__WRITTEN EXERCISE__: Tell how many lines in the data below hold the string "мощности"; give nothing but the number.

__INFORMATION PROVIDED__:
=======
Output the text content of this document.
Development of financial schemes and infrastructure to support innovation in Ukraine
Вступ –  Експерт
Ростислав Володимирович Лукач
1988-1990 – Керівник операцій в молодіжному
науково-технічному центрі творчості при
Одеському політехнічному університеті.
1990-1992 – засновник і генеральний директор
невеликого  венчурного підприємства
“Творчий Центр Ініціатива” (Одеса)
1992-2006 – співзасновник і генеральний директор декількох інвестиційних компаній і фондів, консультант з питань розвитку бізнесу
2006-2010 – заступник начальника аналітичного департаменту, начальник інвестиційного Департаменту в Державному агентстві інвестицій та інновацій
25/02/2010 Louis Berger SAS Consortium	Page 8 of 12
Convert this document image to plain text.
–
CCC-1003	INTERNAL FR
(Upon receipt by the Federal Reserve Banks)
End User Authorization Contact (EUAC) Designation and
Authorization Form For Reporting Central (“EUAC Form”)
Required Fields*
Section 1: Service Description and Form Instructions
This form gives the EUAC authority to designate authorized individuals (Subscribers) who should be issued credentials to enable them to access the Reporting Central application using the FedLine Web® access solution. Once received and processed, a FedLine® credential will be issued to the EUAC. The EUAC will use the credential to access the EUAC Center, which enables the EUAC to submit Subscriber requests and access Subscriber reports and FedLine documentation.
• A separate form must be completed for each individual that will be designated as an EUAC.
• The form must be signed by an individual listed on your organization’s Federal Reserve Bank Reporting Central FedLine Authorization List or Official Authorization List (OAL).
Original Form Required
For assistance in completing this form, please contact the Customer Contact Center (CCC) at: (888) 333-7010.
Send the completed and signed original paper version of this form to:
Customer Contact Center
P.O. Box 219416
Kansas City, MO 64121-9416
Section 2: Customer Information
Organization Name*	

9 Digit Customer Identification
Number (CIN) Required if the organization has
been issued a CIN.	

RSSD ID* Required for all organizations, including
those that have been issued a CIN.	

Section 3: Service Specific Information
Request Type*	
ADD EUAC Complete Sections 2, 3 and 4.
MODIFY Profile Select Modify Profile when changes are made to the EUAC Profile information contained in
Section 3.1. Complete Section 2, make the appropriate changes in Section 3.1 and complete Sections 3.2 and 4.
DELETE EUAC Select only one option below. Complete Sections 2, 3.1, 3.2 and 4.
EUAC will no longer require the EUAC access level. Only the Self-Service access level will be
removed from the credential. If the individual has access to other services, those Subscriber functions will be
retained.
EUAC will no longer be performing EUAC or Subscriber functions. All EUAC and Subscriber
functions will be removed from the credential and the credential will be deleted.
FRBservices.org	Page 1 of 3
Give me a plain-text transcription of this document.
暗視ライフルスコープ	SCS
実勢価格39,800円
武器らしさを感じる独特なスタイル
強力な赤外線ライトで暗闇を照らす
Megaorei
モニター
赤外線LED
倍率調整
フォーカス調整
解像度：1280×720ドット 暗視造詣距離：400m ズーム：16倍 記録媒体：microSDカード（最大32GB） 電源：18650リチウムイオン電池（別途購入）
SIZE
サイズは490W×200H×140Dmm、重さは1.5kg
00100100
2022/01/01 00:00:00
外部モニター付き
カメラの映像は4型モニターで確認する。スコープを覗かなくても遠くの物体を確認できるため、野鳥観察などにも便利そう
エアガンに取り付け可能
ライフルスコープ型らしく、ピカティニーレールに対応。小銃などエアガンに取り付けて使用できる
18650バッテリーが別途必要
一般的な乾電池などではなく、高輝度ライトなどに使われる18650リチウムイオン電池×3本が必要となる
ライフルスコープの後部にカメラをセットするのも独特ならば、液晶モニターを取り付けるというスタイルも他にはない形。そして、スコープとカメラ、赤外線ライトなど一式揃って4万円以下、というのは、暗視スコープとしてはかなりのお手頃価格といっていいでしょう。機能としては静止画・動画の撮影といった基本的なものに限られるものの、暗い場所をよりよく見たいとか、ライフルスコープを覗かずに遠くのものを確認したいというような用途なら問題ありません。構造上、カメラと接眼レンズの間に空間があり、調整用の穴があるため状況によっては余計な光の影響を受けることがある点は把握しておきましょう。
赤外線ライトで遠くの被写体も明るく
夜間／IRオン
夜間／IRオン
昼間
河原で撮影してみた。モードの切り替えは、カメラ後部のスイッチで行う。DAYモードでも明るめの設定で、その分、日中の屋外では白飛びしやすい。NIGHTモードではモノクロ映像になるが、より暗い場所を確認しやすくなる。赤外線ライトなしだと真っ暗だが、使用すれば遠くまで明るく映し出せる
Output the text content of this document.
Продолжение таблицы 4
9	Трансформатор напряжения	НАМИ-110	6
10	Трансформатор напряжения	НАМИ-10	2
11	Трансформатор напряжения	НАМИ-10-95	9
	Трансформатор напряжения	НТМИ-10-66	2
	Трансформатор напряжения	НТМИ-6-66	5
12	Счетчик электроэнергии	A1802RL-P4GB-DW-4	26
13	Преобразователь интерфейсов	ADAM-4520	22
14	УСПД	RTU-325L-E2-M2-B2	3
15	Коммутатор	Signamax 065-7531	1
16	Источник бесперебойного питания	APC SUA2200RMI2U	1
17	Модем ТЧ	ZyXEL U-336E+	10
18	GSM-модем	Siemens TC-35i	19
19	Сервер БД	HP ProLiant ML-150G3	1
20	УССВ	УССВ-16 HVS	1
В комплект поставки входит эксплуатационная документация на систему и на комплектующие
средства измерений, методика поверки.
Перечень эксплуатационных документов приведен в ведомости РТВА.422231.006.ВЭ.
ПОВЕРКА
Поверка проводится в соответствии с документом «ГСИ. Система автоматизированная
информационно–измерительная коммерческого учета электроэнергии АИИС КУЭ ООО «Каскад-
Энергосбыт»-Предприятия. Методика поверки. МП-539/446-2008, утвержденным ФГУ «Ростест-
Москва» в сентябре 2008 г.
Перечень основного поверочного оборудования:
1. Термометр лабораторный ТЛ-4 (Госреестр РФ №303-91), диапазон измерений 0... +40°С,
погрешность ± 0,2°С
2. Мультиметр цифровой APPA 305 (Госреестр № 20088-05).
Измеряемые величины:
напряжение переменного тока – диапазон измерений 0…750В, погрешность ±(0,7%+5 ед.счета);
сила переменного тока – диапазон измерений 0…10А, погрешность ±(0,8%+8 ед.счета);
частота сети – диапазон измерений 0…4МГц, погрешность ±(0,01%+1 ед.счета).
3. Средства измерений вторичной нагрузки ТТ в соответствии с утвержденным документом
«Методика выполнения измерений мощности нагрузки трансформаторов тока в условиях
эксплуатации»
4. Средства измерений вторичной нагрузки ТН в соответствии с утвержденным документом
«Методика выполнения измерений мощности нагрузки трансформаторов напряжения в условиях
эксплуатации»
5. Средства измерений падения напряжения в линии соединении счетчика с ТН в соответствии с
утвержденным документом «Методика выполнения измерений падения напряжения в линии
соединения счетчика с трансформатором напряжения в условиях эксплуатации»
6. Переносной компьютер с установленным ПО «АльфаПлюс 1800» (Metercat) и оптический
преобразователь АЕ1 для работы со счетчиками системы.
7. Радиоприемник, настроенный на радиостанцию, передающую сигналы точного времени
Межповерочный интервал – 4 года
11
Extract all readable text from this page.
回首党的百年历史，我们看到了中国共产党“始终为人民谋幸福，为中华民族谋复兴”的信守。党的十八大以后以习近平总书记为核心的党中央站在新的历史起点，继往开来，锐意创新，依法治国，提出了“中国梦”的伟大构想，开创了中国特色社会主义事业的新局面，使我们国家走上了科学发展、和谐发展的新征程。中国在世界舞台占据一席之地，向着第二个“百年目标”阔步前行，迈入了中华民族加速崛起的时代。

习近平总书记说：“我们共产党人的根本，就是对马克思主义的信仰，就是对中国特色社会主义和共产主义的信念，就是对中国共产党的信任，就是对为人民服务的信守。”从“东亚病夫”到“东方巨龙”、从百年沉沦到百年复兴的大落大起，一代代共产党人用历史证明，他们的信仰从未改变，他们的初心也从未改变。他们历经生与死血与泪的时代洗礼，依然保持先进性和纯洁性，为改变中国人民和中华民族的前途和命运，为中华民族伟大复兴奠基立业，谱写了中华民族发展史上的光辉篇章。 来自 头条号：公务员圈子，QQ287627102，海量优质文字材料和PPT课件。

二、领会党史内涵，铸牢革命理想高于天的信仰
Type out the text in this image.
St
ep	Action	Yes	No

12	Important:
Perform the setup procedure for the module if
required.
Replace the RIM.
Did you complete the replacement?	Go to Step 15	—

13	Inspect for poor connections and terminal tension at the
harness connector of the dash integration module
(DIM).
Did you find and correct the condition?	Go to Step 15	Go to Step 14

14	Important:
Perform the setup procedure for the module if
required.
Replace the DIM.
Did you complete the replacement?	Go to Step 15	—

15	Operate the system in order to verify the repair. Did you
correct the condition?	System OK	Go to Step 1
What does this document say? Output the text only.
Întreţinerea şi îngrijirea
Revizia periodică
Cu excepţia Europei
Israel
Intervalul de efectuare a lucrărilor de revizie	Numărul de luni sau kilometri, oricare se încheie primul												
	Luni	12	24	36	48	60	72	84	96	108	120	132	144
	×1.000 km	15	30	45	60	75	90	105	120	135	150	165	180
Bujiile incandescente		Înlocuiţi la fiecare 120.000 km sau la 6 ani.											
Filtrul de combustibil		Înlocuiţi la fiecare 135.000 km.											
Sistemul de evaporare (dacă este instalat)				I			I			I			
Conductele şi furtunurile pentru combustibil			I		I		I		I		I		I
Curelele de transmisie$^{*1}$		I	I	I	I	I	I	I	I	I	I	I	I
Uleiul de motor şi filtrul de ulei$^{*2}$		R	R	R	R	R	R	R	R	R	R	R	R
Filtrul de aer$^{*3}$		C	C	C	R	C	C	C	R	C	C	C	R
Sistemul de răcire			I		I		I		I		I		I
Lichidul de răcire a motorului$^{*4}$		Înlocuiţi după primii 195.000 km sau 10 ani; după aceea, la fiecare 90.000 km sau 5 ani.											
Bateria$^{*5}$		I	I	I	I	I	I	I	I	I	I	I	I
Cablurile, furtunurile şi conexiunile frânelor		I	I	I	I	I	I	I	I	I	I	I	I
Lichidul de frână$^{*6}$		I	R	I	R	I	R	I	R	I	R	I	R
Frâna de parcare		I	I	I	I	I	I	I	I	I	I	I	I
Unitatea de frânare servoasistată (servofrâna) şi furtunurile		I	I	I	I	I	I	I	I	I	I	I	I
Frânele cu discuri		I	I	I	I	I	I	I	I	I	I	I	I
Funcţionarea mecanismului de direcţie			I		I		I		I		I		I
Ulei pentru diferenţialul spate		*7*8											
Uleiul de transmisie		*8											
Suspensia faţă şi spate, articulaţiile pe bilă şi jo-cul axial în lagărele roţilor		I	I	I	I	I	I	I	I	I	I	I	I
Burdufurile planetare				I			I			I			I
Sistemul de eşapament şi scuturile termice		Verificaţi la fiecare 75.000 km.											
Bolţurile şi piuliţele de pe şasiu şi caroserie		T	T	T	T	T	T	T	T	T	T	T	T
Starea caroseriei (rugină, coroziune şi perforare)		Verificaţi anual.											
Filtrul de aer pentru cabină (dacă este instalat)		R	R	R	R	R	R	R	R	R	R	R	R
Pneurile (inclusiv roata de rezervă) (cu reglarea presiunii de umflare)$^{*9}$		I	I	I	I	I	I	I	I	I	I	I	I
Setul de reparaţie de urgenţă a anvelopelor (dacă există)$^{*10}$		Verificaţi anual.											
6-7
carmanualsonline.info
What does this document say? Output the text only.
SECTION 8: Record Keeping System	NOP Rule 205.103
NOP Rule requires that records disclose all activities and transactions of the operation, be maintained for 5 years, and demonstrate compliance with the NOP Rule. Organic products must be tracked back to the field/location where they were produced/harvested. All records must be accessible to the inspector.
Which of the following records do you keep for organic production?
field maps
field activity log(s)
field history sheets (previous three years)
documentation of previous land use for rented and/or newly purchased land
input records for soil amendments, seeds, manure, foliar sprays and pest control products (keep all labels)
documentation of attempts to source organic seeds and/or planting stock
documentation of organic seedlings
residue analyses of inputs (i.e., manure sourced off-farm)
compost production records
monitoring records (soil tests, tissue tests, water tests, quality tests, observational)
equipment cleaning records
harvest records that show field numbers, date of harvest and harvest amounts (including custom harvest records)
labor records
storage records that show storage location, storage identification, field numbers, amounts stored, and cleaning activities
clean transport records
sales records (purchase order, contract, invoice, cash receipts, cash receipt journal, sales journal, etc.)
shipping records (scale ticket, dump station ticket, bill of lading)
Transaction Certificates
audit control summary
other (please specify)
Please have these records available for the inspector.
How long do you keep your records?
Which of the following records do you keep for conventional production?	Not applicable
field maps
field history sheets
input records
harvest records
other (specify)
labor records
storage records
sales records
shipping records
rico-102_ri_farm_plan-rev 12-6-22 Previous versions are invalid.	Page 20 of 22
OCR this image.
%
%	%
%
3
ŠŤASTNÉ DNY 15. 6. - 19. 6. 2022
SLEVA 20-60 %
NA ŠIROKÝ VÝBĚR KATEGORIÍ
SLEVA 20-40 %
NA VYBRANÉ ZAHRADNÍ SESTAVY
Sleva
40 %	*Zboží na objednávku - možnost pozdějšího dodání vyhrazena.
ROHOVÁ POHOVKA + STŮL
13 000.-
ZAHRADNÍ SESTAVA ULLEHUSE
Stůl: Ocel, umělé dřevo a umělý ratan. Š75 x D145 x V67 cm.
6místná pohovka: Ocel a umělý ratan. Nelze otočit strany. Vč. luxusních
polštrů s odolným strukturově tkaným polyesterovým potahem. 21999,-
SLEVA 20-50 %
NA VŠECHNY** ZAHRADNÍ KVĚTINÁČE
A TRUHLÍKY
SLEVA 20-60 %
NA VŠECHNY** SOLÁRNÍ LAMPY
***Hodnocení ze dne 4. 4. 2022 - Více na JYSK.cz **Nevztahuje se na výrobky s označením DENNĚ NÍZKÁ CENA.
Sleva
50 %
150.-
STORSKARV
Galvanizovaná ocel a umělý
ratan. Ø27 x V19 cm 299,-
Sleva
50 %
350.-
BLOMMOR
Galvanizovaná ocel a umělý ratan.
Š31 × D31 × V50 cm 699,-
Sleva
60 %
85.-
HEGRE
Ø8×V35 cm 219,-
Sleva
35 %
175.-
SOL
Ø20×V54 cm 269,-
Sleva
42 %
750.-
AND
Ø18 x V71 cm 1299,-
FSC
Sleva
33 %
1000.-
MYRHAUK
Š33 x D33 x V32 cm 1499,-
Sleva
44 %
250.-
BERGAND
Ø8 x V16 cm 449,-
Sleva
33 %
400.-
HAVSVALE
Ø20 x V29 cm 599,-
=======
__ANSWER TO THE TASK__: 2